-- TO DO --
1. Write out the part of the Cell Ranger ATAC aggregation text from "Once cellranger-atac aggr" up to and including "Summary Metrics page." word for word.
2. Answer these questions using the Cell Ranger ATAC aggregation text:
(a) Where does the text point readers for machine-readable versions of the summary metrics?
(b) What is the name of the column that must be added to the aggregation CSV file to enable batch effect correction?
(c) On which two chemistry versions has 10x Genomics primarily tested and verified the Chemistry Batch Correction?
Top of DOCUMENT EXCERPT
Pipestance completed successfully!


Once cellranger-atac aggr has successfully completed, you can browse the resulting summary HTML file in any supported web browser, open the .cloupe file in Loupe Browser, or refer to the Understanding Output section to explore the data by hand. For machine-readable versions of the summary metrics, refer to the cellranger-atac aggr section of the Summary Metrics page.

## Aggregating libraries with different chemistry versions

If you are aggregating libraries generated by different chemistry versions (v2 vs. v1.1) of the Single Cell ATAC reagents (not to be confused with the Cell Ranger ATAC pipeline version), you might observe systematic differences in chromatin accessibility profiles between libraries. The cellranger-atac aggr pipeline optionally incorporates batch effect correction (algorithm details) to overcome this. To enable this module, you should include the following column in your aggregation CSV file:

• batch: (optional) Unique identifier for the batch that this GEM well belongs to. Libraries with the same batch identifier will be considered to be in the same batch.

For example, if the LV123 sample in the previous example is a v1.1 chemistry library, and the LB456 and LP789 samples are v2 libraries, you would set up the aggregation CSV file like this:

library_id,fragments,cells,batch
LV123,/opt/runs/LV123/outs/fragments.tsv.gz,/opt/runs/LV123/outs/singlecell.csv,v1.1_lib
LV456,/opt/runs/LV456/outs/fragments.tsv.gz,/opt/runs/LV456/outs/singlecell.csv,v2_lib
LV789,/opt/runs/LV789/outs/fragments.tsv.gz,/opt/runs/LV789/outs/singlecell.csv,v2_lib


The v1.1_lib and v2_lib identifiers are merely example identifiers. Every sample from a given batch has to have the same batch identifier, but otherwise the identifier itself is arbitrary.

• This Chemistry Batch Correction is specifically intended to correct for systematic variability in chromatin accessibility profiles caused by different versions of the Single Cell ATAC chemistry. 10x Genomics has tested and verified its effectiveness primarily on aggregating Single Cell ATAC v1.1 and v2 chemistries with well-matched input material. The module may be useful in other scenarios but will require careful validation of results.
Bottom of DOCUMENT EXCERPT
Top of SUPPLIED INFORMATION
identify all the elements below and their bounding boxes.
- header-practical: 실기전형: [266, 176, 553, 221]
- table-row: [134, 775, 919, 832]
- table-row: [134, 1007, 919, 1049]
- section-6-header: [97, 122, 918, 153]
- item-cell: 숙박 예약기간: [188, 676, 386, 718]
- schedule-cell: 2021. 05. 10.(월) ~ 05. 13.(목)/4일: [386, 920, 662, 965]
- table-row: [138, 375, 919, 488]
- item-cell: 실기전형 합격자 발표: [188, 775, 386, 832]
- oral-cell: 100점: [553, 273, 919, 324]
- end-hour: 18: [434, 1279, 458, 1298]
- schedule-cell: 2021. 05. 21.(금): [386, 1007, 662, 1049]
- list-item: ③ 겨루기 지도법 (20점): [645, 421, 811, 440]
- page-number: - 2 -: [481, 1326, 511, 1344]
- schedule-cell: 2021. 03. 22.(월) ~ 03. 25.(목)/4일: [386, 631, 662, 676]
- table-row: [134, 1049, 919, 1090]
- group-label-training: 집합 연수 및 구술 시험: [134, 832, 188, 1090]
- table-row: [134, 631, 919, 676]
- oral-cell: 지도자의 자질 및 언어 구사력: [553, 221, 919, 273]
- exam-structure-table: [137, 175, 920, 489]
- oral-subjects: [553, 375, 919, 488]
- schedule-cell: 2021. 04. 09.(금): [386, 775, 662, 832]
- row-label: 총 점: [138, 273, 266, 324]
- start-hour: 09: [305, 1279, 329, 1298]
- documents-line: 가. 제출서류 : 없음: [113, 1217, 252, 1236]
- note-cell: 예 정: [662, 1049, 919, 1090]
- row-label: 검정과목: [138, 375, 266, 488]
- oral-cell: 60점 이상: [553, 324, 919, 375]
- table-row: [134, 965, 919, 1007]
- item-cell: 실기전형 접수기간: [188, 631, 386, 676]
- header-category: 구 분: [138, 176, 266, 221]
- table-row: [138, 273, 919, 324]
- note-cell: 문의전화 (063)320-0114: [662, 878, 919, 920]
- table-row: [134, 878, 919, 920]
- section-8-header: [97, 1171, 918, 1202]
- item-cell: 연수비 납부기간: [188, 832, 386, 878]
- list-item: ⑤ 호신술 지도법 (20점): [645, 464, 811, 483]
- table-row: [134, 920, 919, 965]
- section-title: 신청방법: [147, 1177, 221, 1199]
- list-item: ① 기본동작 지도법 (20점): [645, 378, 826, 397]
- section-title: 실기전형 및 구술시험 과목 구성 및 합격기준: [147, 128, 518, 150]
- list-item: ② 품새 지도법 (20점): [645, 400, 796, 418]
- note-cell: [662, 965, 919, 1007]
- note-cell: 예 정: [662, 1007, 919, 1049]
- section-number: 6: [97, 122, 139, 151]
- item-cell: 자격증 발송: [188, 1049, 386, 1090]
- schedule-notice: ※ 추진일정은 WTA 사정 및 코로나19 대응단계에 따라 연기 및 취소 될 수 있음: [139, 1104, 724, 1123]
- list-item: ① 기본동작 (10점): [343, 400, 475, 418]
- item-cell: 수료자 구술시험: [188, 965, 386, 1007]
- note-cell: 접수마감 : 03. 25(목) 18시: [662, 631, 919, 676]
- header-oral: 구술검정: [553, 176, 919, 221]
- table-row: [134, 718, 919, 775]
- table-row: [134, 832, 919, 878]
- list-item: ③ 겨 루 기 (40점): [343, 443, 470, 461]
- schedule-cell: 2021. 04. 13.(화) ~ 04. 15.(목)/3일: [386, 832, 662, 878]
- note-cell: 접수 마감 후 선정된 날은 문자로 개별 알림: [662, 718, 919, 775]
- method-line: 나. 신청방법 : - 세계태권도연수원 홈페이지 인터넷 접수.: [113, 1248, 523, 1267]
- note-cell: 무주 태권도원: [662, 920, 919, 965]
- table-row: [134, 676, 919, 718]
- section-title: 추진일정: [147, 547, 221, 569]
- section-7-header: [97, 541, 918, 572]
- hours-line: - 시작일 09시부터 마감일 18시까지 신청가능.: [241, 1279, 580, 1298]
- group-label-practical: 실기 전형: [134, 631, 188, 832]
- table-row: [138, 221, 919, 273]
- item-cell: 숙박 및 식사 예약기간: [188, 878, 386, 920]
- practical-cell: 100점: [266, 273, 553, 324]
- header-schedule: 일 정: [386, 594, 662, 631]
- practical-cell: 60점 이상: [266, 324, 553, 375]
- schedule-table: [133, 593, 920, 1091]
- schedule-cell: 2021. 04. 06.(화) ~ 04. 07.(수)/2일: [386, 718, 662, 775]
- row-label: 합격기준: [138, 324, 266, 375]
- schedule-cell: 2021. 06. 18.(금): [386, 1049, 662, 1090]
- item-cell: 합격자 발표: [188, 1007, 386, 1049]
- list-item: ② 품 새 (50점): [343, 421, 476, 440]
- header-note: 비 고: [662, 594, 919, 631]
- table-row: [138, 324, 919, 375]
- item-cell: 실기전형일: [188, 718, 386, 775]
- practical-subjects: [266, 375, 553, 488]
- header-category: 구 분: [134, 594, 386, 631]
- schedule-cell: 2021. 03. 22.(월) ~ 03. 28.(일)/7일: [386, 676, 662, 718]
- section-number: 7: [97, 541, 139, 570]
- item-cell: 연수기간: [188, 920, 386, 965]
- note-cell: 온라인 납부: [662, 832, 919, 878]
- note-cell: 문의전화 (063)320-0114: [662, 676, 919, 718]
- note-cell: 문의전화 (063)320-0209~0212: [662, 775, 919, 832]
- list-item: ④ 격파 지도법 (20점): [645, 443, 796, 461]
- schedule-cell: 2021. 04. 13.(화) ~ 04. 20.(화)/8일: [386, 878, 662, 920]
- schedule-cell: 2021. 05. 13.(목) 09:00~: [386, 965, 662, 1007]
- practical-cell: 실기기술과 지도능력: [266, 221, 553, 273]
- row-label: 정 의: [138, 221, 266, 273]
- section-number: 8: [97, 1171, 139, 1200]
Bottom of SUPPLIED INFORMATION
-- SOLUTIONS TO EACH TASK --
1.
Once cellranger-atac aggr has successfully completed, you can browse the resulting summary HTML file in any supported web browser, open the .cloupe file in Loupe Browser, or refer to the Understanding Output section to explore the data by hand. For machine-readable versions of the summary metrics, refer to the cellranger-atac aggr section of the Summary Metrics page.

2.
(a) The cellranger-atac aggr section of the Summary Metrics page.
(b) batch
(c) Single Cell ATAC v1.1 and v2.